> **Stated exercise**
Of the lines in these entries, how many contain the string "شرکت"? Give the number and nothing else.

> **Data excerpts**

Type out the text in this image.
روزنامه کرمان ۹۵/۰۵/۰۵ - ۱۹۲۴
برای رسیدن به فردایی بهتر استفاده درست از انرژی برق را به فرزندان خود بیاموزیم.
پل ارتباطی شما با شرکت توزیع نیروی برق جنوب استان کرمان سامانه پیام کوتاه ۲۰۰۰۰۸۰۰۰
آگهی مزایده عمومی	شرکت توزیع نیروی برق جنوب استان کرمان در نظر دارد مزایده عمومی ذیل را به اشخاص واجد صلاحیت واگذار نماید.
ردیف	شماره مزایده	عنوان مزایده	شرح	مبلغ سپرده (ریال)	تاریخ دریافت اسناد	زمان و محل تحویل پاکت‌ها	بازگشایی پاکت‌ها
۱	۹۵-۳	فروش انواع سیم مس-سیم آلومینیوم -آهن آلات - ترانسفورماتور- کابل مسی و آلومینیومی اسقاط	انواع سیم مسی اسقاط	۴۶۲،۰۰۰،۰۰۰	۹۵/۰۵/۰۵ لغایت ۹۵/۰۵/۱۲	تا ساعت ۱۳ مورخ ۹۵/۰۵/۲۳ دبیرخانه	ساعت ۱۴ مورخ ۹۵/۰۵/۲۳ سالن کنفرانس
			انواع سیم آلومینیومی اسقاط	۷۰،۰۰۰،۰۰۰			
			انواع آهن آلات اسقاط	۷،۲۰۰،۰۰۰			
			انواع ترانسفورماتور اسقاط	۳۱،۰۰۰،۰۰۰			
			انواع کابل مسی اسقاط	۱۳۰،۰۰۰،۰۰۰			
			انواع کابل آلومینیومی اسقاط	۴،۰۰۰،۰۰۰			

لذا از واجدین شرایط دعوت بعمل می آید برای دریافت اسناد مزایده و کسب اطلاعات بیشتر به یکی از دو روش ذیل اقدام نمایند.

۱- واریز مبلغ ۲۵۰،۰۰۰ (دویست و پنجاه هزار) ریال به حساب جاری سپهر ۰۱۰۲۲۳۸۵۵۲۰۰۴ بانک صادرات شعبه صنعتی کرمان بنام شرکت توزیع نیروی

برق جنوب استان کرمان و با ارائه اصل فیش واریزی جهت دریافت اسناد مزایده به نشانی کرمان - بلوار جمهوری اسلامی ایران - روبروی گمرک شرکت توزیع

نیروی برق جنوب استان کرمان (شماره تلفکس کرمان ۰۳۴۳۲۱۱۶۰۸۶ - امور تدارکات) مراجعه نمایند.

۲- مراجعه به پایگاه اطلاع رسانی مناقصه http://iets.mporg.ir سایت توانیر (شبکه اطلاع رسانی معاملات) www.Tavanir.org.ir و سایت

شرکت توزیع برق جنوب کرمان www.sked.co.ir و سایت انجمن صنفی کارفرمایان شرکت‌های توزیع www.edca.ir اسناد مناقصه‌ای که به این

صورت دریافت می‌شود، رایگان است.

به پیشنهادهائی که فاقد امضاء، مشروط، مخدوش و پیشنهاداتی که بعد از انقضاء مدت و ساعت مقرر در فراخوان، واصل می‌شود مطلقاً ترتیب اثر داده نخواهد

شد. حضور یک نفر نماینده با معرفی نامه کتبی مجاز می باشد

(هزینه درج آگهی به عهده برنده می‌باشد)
---
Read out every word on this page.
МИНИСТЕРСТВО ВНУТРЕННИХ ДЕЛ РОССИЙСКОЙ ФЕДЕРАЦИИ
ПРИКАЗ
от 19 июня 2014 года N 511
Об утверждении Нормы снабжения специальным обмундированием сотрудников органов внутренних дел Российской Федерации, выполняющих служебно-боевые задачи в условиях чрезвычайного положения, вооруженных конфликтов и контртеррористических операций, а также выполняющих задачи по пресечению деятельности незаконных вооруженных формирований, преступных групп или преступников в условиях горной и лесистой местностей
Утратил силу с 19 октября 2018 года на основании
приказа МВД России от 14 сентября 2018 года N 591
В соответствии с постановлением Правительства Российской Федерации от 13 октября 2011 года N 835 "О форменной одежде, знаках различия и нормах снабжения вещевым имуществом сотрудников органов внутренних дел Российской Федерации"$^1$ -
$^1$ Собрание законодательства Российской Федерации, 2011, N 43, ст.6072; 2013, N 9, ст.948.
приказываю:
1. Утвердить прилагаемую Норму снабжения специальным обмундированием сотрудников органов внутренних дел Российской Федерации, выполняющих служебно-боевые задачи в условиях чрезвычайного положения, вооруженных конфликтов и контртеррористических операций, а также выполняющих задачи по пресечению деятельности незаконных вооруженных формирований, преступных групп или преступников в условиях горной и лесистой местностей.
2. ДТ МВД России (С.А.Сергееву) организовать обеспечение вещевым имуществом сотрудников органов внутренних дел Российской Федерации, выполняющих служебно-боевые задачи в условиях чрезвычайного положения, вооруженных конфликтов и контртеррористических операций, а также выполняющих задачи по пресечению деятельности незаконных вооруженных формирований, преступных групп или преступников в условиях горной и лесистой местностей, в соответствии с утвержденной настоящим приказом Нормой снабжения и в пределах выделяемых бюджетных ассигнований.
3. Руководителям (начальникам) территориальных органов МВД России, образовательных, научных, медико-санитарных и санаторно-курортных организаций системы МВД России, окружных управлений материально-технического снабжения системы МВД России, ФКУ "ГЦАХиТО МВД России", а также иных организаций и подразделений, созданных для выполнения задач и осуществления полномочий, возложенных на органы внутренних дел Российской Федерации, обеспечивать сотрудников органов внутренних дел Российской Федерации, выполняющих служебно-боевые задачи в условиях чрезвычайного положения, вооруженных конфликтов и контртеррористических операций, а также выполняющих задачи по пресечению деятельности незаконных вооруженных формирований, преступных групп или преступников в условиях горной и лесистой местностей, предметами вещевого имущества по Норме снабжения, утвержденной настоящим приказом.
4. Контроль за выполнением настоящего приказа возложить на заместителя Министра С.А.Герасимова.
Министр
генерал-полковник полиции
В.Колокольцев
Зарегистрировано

> **In response**
5